- The exercise
Find all lines in the listing that include the word "name", then copy them.

- Records for the task
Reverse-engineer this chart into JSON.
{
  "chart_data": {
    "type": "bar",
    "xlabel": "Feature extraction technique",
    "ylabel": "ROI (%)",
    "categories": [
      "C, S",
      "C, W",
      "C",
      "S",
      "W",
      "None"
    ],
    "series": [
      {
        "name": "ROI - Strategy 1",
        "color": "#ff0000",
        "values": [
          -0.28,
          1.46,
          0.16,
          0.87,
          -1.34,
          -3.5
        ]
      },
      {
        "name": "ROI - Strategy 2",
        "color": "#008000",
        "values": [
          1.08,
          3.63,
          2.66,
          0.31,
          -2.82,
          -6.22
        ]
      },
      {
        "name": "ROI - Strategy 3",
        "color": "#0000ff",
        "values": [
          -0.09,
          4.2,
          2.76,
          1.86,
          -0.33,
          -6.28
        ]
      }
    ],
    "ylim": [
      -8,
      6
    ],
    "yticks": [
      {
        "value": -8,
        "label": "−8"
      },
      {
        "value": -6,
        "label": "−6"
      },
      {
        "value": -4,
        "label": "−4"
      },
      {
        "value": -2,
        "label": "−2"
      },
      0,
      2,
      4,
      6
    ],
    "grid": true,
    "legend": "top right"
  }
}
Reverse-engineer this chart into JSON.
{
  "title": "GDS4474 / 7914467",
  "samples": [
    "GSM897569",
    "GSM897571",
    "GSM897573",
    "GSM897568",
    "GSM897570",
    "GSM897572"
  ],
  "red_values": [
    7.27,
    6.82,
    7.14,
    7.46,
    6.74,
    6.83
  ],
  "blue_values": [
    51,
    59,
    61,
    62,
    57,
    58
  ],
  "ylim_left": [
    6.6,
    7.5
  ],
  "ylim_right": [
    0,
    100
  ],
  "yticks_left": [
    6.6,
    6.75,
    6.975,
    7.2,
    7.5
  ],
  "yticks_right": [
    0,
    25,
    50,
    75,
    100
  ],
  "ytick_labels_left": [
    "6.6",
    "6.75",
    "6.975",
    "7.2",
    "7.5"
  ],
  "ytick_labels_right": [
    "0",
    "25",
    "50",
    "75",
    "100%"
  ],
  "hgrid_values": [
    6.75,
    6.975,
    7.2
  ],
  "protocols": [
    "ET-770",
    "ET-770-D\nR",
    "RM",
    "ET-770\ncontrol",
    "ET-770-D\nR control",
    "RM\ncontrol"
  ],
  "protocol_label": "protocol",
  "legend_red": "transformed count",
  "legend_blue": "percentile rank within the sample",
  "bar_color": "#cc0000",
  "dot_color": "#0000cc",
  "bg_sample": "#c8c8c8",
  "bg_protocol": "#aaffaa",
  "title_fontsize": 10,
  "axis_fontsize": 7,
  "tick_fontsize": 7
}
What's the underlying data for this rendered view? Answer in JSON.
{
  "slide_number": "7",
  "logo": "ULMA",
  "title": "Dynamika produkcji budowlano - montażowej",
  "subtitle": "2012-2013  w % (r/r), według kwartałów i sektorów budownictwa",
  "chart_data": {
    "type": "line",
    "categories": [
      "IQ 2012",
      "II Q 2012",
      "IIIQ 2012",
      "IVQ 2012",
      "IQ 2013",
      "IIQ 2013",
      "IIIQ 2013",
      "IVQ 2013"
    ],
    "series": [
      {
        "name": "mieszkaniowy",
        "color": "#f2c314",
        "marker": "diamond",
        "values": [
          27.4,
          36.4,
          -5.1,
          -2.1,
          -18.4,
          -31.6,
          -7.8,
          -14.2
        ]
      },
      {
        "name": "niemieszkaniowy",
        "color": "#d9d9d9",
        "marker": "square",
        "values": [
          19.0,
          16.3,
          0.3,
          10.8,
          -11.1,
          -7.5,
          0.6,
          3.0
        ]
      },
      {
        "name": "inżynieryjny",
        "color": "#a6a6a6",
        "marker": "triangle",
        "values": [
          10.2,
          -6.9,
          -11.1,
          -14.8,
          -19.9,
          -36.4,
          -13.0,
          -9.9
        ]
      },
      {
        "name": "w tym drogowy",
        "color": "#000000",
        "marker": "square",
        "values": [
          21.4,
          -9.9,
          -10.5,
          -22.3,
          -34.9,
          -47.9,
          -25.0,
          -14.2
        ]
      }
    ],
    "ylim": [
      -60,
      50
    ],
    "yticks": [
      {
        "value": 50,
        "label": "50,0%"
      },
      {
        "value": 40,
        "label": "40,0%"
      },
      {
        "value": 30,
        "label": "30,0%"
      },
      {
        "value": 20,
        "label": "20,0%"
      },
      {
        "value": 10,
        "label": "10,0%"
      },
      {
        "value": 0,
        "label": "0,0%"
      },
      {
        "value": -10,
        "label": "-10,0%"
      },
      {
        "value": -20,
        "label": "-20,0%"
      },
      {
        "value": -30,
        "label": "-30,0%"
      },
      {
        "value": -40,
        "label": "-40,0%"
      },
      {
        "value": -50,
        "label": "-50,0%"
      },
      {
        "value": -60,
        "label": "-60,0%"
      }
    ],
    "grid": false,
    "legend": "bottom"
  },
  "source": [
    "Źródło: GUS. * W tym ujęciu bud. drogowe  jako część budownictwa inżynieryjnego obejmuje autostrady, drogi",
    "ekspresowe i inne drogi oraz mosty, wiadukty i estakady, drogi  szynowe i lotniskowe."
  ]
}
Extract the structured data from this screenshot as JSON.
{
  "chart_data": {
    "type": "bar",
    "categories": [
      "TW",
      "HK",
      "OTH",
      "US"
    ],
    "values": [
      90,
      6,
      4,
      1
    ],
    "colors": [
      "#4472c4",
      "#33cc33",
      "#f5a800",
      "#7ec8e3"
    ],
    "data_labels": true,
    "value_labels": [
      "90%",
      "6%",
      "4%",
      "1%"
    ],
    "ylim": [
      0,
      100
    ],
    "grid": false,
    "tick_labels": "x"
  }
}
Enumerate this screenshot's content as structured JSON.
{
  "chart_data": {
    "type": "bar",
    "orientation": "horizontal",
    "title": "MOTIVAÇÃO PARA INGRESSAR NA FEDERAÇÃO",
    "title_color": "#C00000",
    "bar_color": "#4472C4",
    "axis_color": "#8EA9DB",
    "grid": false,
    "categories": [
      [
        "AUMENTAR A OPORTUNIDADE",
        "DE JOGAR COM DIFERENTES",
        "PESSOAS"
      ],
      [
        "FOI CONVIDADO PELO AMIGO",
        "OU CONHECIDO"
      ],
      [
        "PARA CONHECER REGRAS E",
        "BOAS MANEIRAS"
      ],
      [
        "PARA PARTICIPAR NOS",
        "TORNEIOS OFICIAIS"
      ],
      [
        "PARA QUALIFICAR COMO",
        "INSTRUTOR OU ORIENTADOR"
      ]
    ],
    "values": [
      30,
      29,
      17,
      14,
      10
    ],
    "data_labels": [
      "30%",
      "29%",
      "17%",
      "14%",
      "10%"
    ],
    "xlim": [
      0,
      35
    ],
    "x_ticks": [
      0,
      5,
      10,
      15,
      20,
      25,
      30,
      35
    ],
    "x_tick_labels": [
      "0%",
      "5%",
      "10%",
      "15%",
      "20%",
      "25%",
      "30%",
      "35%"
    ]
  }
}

- Response below
        "name": "ROI - Strategy 1",
        "name": "ROI - Strategy 2",
        "name": "ROI - Strategy 3",
        "name": "mieszkaniowy",
        "name": "niemieszkaniowy",
        "name": "inżynieryjny",
        "name": "w tym drogowy",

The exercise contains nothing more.